Stored data entries:
══════════════════════════════
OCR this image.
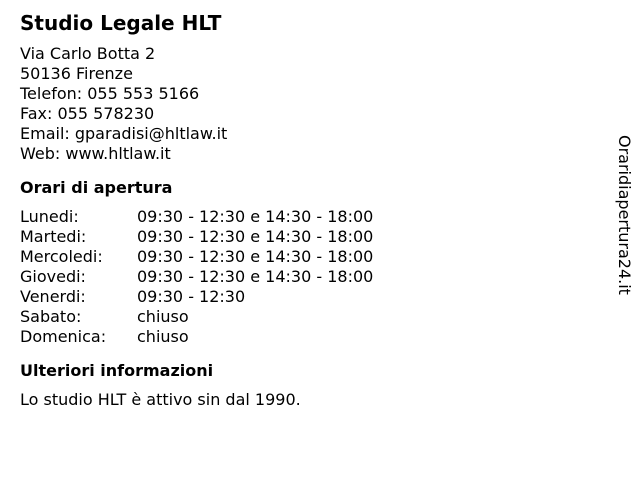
Studio Legale HLT
Via Carlo Botta 2
50136 Firenze
Telefon: 055 553 5166
Fax: 055 578230
Email: gparadisi@hltlaw.it
Web: www.hltlaw.it
Orari di apertura
Lunedi:	09:30 - 12:30 e 14:30 - 18:00
Martedi:	09:30 - 12:30 e 14:30 - 18:00
Mercoledi:	09:30 - 12:30 e 14:30 - 18:00
Giovedi:	09:30 - 12:30 e 14:30 - 18:00
Venerdi:	09:30 - 12:30
Sabato:	chiuso
Domenica:	chiuso
Ulteriori informazioni
Lo studio HLT è attivo sin dal 1990.
Oraridiapertura24.it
══════════════════════════════
Stated exercise:
Write out all the records again, exactly, minus any pictures.

Answer to this exercise:
OCR this image.
Studio Legale HLT
Via Carlo Botta 2
50136 Firenze
Telefon: 055 553 5166
Fax: 055 578230
Email: gparadisi@hltlaw.it
Web: www.hltlaw.it
Orari di apertura
Lunedi:	09:30 - 12:30 e 14:30 - 18:00
Martedi:	09:30 - 12:30 e 14:30 - 18:00
Mercoledi:	09:30 - 12:30 e 14:30 - 18:00
Giovedi:	09:30 - 12:30 e 14:30 - 18:00
Venerdi:	09:30 - 12:30
Sabato:	chiuso
Domenica:	chiuso
Ulteriori informazioni
Lo studio HLT è attivo sin dal 1990.
Oraridiapertura24.it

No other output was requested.